**Directions**
Search the data for the word "Average" and copy every line that contains it.

**Information provided**
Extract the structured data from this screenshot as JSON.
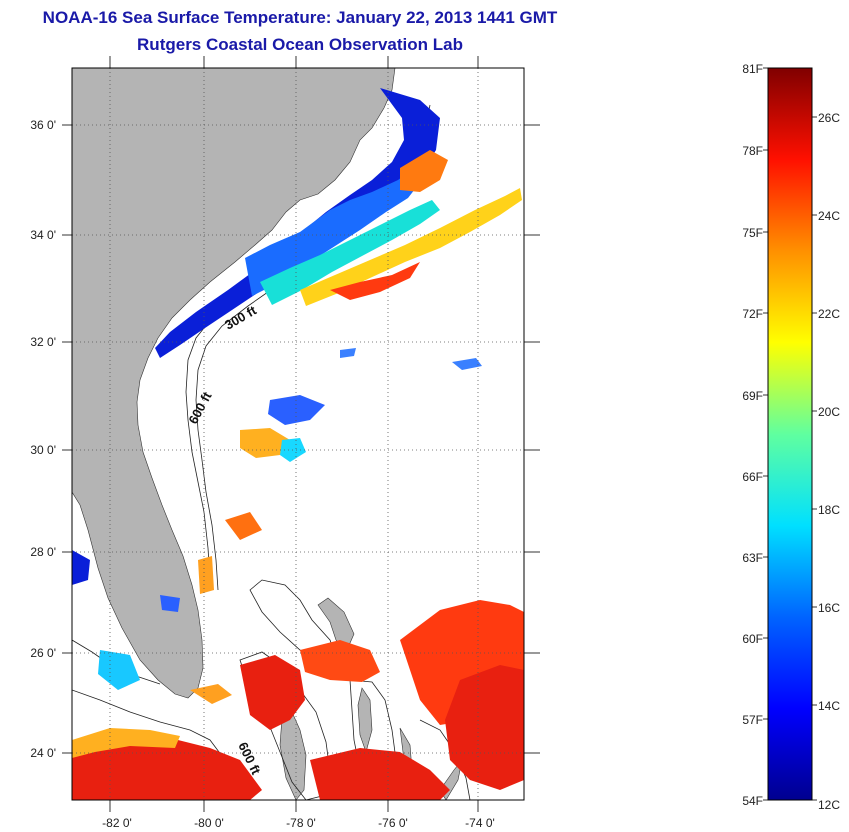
{
  "header": {
    "title": "NOAA-16 Sea Surface Temperature:  January 22, 2013 1441 GMT",
    "subtitle": "Rutgers Coastal Ocean Observation Lab"
  },
  "map": {
    "lat_labels": [
      "36 0'",
      "34 0'",
      "32 0'",
      "30 0'",
      "28 0'",
      "26 0'",
      "24 0'"
    ],
    "lon_labels": [
      "-82 0'",
      "-80 0'",
      "-78 0'",
      "-76 0'",
      "-74 0'"
    ],
    "contour_labels": [
      "300 ft",
      "600 ft",
      "600 ft"
    ],
    "land_color": "#b4b4b4",
    "ocean_color": "#ffffff"
  },
  "colorbar": {
    "fahrenheit_labels": [
      "81F",
      "78F",
      "75F",
      "72F",
      "69F",
      "66F",
      "63F",
      "60F",
      "57F",
      "54F"
    ],
    "celsius_labels": [
      "26C",
      "24C",
      "22C",
      "20C",
      "18C",
      "16C",
      "14C",
      "12C"
    ],
    "colors": [
      "#00008f",
      "#0000ff",
      "#0080ff",
      "#00ffff",
      "#80ff80",
      "#ffff00",
      "#ff8000",
      "#ff0000",
      "#800000"
    ]
  }
}
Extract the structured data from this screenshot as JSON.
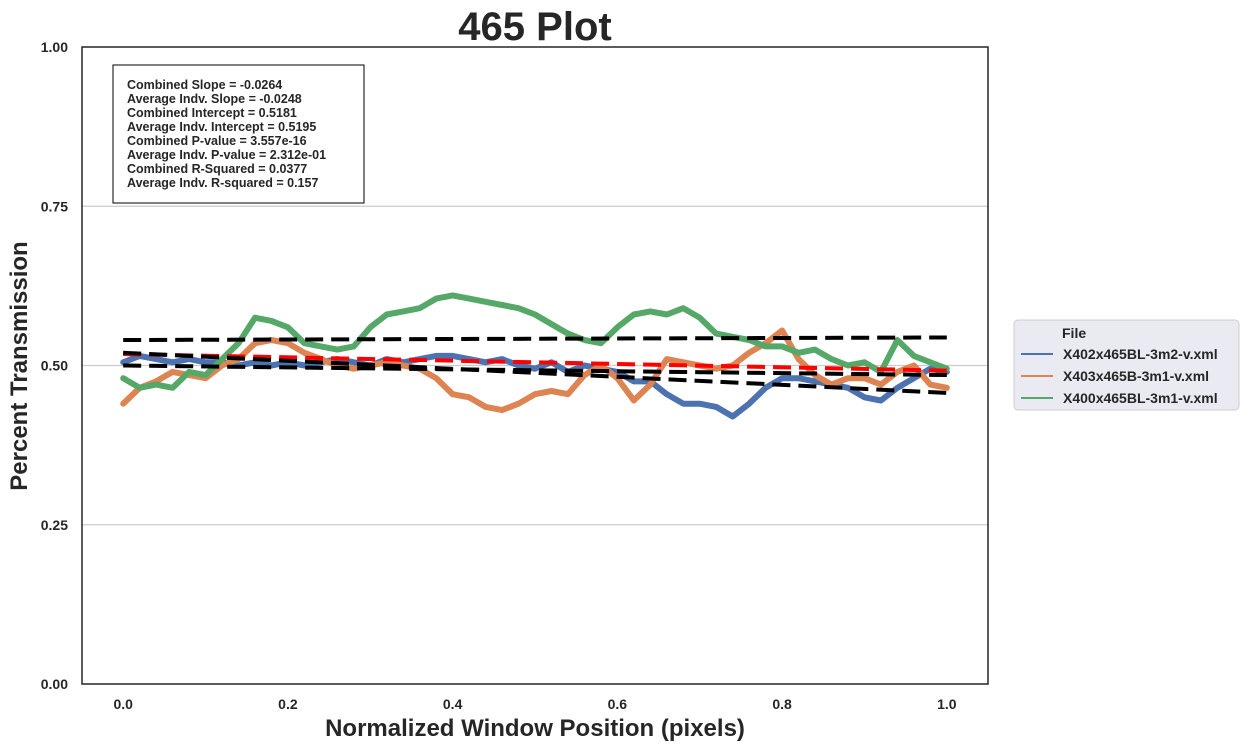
{
  "chart_data": {
    "type": "line",
    "title": "465 Plot",
    "xlabel": "Normalized Window Position (pixels)",
    "ylabel": "Percent Transmission",
    "xlim": [
      -0.05,
      1.05
    ],
    "ylim": [
      0.0,
      1.0
    ],
    "xticks": [
      0.0,
      0.2,
      0.4,
      0.6,
      0.8,
      1.0
    ],
    "xtick_labels": [
      "0.0",
      "0.2",
      "0.4",
      "0.6",
      "0.8",
      "1.0"
    ],
    "yticks": [
      0.0,
      0.25,
      0.5,
      0.75,
      1.0
    ],
    "ytick_labels": [
      "0.00",
      "0.25",
      "0.50",
      "0.75",
      "1.00"
    ],
    "grid": "horizontal",
    "stats": [
      "Combined Slope = -0.0264",
      "Average Indv. Slope = -0.0248",
      "Combined Intercept = 0.5181",
      "Average Indv. Intercept = 0.5195",
      "Combined P-value = 3.557e-16",
      "Average Indv. P-value = 2.312e-01",
      "Combined R-Squared = 0.0377",
      "Average Indv. R-squared = 0.157"
    ],
    "legend": {
      "title": "File",
      "placement": "right"
    },
    "series": [
      {
        "name": "X402x465BL-3m2-v.xml",
        "color": "#4c72b0",
        "x": [
          0.0,
          0.02,
          0.04,
          0.06,
          0.08,
          0.1,
          0.12,
          0.14,
          0.16,
          0.18,
          0.2,
          0.22,
          0.24,
          0.26,
          0.28,
          0.3,
          0.32,
          0.34,
          0.36,
          0.38,
          0.4,
          0.42,
          0.44,
          0.46,
          0.48,
          0.5,
          0.52,
          0.54,
          0.56,
          0.58,
          0.6,
          0.62,
          0.64,
          0.66,
          0.68,
          0.7,
          0.72,
          0.74,
          0.76,
          0.78,
          0.8,
          0.82,
          0.84,
          0.86,
          0.88,
          0.9,
          0.92,
          0.94,
          0.96,
          0.98,
          1.0
        ],
        "y": [
          0.505,
          0.515,
          0.51,
          0.505,
          0.51,
          0.505,
          0.505,
          0.5,
          0.505,
          0.5,
          0.505,
          0.5,
          0.505,
          0.51,
          0.505,
          0.5,
          0.51,
          0.505,
          0.51,
          0.515,
          0.515,
          0.51,
          0.505,
          0.51,
          0.5,
          0.495,
          0.505,
          0.49,
          0.5,
          0.495,
          0.49,
          0.475,
          0.475,
          0.455,
          0.44,
          0.44,
          0.435,
          0.42,
          0.44,
          0.465,
          0.48,
          0.48,
          0.475,
          0.47,
          0.465,
          0.45,
          0.445,
          0.465,
          0.48,
          0.495,
          0.49
        ]
      },
      {
        "name": "X403x465B-3m1-v.xml",
        "color": "#dd8452",
        "x": [
          0.0,
          0.02,
          0.04,
          0.06,
          0.08,
          0.1,
          0.12,
          0.14,
          0.16,
          0.18,
          0.2,
          0.22,
          0.24,
          0.26,
          0.28,
          0.3,
          0.32,
          0.34,
          0.36,
          0.38,
          0.4,
          0.42,
          0.44,
          0.46,
          0.48,
          0.5,
          0.52,
          0.54,
          0.56,
          0.58,
          0.6,
          0.62,
          0.64,
          0.66,
          0.68,
          0.7,
          0.72,
          0.74,
          0.76,
          0.78,
          0.8,
          0.82,
          0.84,
          0.86,
          0.88,
          0.9,
          0.92,
          0.94,
          0.96,
          0.98,
          1.0
        ],
        "y": [
          0.44,
          0.465,
          0.475,
          0.49,
          0.485,
          0.48,
          0.5,
          0.51,
          0.535,
          0.54,
          0.535,
          0.52,
          0.51,
          0.5,
          0.495,
          0.5,
          0.505,
          0.5,
          0.495,
          0.48,
          0.455,
          0.45,
          0.435,
          0.43,
          0.44,
          0.455,
          0.46,
          0.455,
          0.485,
          0.5,
          0.48,
          0.445,
          0.47,
          0.51,
          0.505,
          0.5,
          0.495,
          0.5,
          0.52,
          0.535,
          0.555,
          0.51,
          0.485,
          0.47,
          0.48,
          0.48,
          0.47,
          0.49,
          0.5,
          0.47,
          0.465
        ]
      },
      {
        "name": "X400x465BL-3m1-v.xml",
        "color": "#55a868",
        "x": [
          0.0,
          0.02,
          0.04,
          0.06,
          0.08,
          0.1,
          0.12,
          0.14,
          0.16,
          0.18,
          0.2,
          0.22,
          0.24,
          0.26,
          0.28,
          0.3,
          0.32,
          0.34,
          0.36,
          0.38,
          0.4,
          0.42,
          0.44,
          0.46,
          0.48,
          0.5,
          0.52,
          0.54,
          0.56,
          0.58,
          0.6,
          0.62,
          0.64,
          0.66,
          0.68,
          0.7,
          0.72,
          0.74,
          0.76,
          0.78,
          0.8,
          0.82,
          0.84,
          0.86,
          0.88,
          0.9,
          0.92,
          0.94,
          0.96,
          0.98,
          1.0
        ],
        "y": [
          0.48,
          0.465,
          0.47,
          0.465,
          0.49,
          0.485,
          0.51,
          0.535,
          0.575,
          0.57,
          0.56,
          0.535,
          0.53,
          0.525,
          0.53,
          0.56,
          0.58,
          0.585,
          0.59,
          0.605,
          0.61,
          0.605,
          0.6,
          0.595,
          0.59,
          0.58,
          0.565,
          0.55,
          0.54,
          0.535,
          0.56,
          0.58,
          0.585,
          0.58,
          0.59,
          0.575,
          0.55,
          0.545,
          0.54,
          0.53,
          0.53,
          0.52,
          0.525,
          0.51,
          0.5,
          0.505,
          0.49,
          0.54,
          0.515,
          0.505,
          0.495
        ]
      }
    ],
    "fit_lines": [
      {
        "style": "dashed",
        "color": "#ff0000",
        "x": [
          0.0,
          1.0
        ],
        "y": [
          0.518,
          0.492
        ]
      },
      {
        "style": "dashed",
        "color": "#000000",
        "x": [
          0.0,
          1.0
        ],
        "y": [
          0.54,
          0.544
        ]
      },
      {
        "style": "dashed",
        "color": "#000000",
        "x": [
          0.0,
          1.0
        ],
        "y": [
          0.52,
          0.457
        ]
      },
      {
        "style": "dashed",
        "color": "#000000",
        "x": [
          0.0,
          1.0
        ],
        "y": [
          0.5,
          0.485
        ]
      }
    ]
  }
}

**Answer below**
      "Average Indv. Slope = -0.0248",
      "Average Indv. Intercept = 0.5195",
      "Average Indv. P-value = 2.312e-01",
      "Average Indv. R-squared = 0.157"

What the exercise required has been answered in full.